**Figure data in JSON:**
• • • •

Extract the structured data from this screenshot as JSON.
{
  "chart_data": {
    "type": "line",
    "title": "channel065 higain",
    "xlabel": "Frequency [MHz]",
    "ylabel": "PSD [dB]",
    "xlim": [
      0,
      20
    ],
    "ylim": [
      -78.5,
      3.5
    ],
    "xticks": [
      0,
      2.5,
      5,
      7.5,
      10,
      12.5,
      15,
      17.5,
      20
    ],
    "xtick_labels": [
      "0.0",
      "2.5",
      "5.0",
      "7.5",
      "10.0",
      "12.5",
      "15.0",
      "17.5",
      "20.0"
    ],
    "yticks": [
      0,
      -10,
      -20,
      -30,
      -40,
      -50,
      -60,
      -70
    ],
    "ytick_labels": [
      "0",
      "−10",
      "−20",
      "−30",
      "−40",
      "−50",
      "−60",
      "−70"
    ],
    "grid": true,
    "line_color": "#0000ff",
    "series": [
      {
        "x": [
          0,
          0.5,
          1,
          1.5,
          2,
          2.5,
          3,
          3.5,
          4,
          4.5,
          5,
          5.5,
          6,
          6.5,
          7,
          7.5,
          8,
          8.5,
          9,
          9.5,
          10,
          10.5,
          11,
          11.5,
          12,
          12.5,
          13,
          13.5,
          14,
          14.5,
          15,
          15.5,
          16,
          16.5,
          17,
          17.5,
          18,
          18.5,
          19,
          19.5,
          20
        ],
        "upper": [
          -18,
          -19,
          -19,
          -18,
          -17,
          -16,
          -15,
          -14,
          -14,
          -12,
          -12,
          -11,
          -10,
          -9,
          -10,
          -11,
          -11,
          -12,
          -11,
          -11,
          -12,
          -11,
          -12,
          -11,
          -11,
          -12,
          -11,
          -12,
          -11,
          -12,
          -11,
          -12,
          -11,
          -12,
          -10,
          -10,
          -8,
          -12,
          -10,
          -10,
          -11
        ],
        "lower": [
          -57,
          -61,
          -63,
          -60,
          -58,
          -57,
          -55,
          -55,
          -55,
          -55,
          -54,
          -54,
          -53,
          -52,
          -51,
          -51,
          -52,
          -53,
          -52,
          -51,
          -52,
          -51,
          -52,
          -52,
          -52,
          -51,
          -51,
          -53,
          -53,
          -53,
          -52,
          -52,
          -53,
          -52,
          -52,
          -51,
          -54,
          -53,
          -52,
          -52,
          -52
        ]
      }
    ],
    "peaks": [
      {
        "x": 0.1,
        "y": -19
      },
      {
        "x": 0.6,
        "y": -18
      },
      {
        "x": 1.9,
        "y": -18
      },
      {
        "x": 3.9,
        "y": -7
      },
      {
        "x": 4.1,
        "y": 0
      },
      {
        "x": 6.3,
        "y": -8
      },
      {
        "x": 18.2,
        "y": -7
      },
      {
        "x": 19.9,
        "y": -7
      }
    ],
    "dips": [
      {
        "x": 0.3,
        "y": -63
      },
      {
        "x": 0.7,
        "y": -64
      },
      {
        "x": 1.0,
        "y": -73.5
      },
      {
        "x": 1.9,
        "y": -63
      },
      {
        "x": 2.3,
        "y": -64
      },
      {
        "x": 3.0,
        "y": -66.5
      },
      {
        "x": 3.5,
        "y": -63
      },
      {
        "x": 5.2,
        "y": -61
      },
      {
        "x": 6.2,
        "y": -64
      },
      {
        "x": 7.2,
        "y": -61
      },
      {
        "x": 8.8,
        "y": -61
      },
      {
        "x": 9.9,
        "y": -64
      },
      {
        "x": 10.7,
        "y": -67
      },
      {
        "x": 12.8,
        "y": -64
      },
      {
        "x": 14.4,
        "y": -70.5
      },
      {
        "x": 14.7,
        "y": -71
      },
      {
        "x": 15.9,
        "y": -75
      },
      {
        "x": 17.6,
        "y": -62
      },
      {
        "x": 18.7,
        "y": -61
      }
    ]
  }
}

• • • •

**EXERCISE GOAL:**
Repeat the material above in full, exactly as it stands.

**SOLUTION:**
Extract the structured data from this screenshot as JSON.
{
  "chart_data": {
    "type": "line",
    "title": "channel065 higain",
    "xlabel": "Frequency [MHz]",
    "ylabel": "PSD [dB]",
    "xlim": [
      0,
      20
    ],
    "ylim": [
      -78.5,
      3.5
    ],
    "xticks": [
      0,
      2.5,
      5,
      7.5,
      10,
      12.5,
      15,
      17.5,
      20
    ],
    "xtick_labels": [
      "0.0",
      "2.5",
      "5.0",
      "7.5",
      "10.0",
      "12.5",
      "15.0",
      "17.5",
      "20.0"
    ],
    "yticks": [
      0,
      -10,
      -20,
      -30,
      -40,
      -50,
      -60,
      -70
    ],
    "ytick_labels": [
      "0",
      "−10",
      "−20",
      "−30",
      "−40",
      "−50",
      "−60",
      "−70"
    ],
    "grid": true,
    "line_color": "#0000ff",
    "series": [
      {
        "x": [
          0,
          0.5,
          1,
          1.5,
          2,
          2.5,
          3,
          3.5,
          4,
          4.5,
          5,
          5.5,
          6,
          6.5,
          7,
          7.5,
          8,
          8.5,
          9,
          9.5,
          10,
          10.5,
          11,
          11.5,
          12,
          12.5,
          13,
          13.5,
          14,
          14.5,
          15,
          15.5,
          16,
          16.5,
          17,
          17.5,
          18,
          18.5,
          19,
          19.5,
          20
        ],
        "upper": [
          -18,
          -19,
          -19,
          -18,
          -17,
          -16,
          -15,
          -14,
          -14,
          -12,
          -12,
          -11,
          -10,
          -9,
          -10,
          -11,
          -11,
          -12,
          -11,
          -11,
          -12,
          -11,
          -12,
          -11,
          -11,
          -12,
          -11,
          -12,
          -11,
          -12,
          -11,
          -12,
          -11,
          -12,
          -10,
          -10,
          -8,
          -12,
          -10,
          -10,
          -11
        ],
        "lower": [
          -57,
          -61,
          -63,
          -60,
          -58,
          -57,
          -55,
          -55,
          -55,
          -55,
          -54,
          -54,
          -53,
          -52,
          -51,
          -51,
          -52,
          -53,
          -52,
          -51,
          -52,
          -51,
          -52,
          -52,
          -52,
          -51,
          -51,
          -53,
          -53,
          -53,
          -52,
          -52,
          -53,
          -52,
          -52,
          -51,
          -54,
          -53,
          -52,
          -52,
          -52
        ]
      }
    ],
    "peaks": [
      {
        "x": 0.1,
        "y": -19
      },
      {
        "x": 0.6,
        "y": -18
      },
      {
        "x": 1.9,
        "y": -18
      },
      {
        "x": 3.9,
        "y": -7
      },
      {
        "x": 4.1,
        "y": 0
      },
      {
        "x": 6.3,
        "y": -8
      },
      {
        "x": 18.2,
        "y": -7
      },
      {
        "x": 19.9,
        "y": -7
      }
    ],
    "dips": [
      {
        "x": 0.3,
        "y": -63
      },
      {
        "x": 0.7,
        "y": -64
      },
      {
        "x": 1.0,
        "y": -73.5
      },
      {
        "x": 1.9,
        "y": -63
      },
      {
        "x": 2.3,
        "y": -64
      },
      {
        "x": 3.0,
        "y": -66.5
      },
      {
        "x": 3.5,
        "y": -63
      },
      {
        "x": 5.2,
        "y": -61
      },
      {
        "x": 6.2,
        "y": -64
      },
      {
        "x": 7.2,
        "y": -61
      },
      {
        "x": 8.8,
        "y": -61
      },
      {
        "x": 9.9,
        "y": -64
      },
      {
        "x": 10.7,
        "y": -67
      },
      {
        "x": 12.8,
        "y": -64
      },
      {
        "x": 14.4,
        "y": -70.5
      },
      {
        "x": 14.7,
        "y": -71
      },
      {
        "x": 15.9,
        "y": -75
      },
      {
        "x": 17.6,
        "y": -62
      },
      {
        "x": 18.7,
        "y": -61
      }
    ]
  }
}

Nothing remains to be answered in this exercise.